Data supplied:
^^^^^^^^^^^^^^^^
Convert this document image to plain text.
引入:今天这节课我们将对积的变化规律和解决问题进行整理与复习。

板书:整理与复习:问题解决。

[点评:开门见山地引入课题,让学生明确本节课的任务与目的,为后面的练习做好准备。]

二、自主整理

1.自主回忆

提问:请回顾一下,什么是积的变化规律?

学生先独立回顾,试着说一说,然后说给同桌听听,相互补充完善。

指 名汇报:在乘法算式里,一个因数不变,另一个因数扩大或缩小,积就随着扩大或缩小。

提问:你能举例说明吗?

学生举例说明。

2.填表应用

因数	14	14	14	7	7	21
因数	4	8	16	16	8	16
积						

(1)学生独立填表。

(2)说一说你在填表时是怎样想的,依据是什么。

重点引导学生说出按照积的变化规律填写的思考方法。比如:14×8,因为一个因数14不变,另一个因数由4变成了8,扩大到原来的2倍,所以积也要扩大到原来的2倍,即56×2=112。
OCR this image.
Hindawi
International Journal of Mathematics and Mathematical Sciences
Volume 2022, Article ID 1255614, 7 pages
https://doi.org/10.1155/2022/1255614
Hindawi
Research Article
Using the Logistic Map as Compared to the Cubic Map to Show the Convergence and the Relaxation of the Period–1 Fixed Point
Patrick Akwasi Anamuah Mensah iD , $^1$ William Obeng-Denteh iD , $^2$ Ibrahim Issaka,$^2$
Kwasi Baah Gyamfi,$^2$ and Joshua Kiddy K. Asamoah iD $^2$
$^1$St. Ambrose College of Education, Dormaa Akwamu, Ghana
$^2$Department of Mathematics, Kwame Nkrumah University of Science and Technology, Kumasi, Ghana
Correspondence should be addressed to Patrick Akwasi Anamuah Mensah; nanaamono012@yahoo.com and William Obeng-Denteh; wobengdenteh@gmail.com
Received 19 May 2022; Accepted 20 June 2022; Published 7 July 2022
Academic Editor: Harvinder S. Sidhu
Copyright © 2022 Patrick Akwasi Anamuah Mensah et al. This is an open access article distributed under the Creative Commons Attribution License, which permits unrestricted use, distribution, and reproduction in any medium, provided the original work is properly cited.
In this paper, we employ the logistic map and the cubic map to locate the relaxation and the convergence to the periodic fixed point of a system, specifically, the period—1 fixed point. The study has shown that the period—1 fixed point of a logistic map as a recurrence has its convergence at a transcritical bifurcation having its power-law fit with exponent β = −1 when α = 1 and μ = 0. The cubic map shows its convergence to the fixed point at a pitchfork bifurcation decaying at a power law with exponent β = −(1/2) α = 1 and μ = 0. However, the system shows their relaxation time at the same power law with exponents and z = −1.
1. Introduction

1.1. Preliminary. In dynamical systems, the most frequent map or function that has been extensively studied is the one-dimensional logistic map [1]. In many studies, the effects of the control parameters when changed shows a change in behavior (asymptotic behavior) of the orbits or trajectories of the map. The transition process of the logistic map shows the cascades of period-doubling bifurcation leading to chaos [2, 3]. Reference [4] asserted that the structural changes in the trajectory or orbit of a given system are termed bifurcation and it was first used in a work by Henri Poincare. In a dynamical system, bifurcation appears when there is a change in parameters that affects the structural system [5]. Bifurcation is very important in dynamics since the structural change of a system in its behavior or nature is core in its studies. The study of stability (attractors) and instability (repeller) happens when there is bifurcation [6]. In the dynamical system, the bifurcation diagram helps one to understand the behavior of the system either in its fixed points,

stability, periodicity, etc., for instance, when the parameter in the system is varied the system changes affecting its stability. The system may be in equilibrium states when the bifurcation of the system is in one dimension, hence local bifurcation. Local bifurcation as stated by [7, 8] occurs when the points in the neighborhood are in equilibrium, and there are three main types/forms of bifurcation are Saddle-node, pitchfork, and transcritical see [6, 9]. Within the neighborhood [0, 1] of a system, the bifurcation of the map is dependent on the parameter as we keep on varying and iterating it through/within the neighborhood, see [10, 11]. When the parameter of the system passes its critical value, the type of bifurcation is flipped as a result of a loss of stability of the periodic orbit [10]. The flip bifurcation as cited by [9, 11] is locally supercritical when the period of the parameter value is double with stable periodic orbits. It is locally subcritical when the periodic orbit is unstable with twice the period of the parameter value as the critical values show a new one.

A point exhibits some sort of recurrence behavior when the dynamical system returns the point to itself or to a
^^^^^^^^^^^^^^^^
The problem:
Locate the lines above that hold the word "Akwasi". Show every one of them.

Task response:
Patrick Akwasi Anamuah Mensah iD , $^1$ William Obeng-Denteh iD , $^2$ Ibrahim Issaka,$^2$
Correspondence should be addressed to Patrick Akwasi Anamuah Mensah; nanaamono012@yahoo.com and William Obeng-Denteh; wobengdenteh@gmail.com
Copyright © 2022 Patrick Akwasi Anamuah Mensah et al. This is an open access article distributed under the Creative Commons Attribution License, which permits unrestricted use, distribution, and reproduction in any medium, provided the original work is properly cited.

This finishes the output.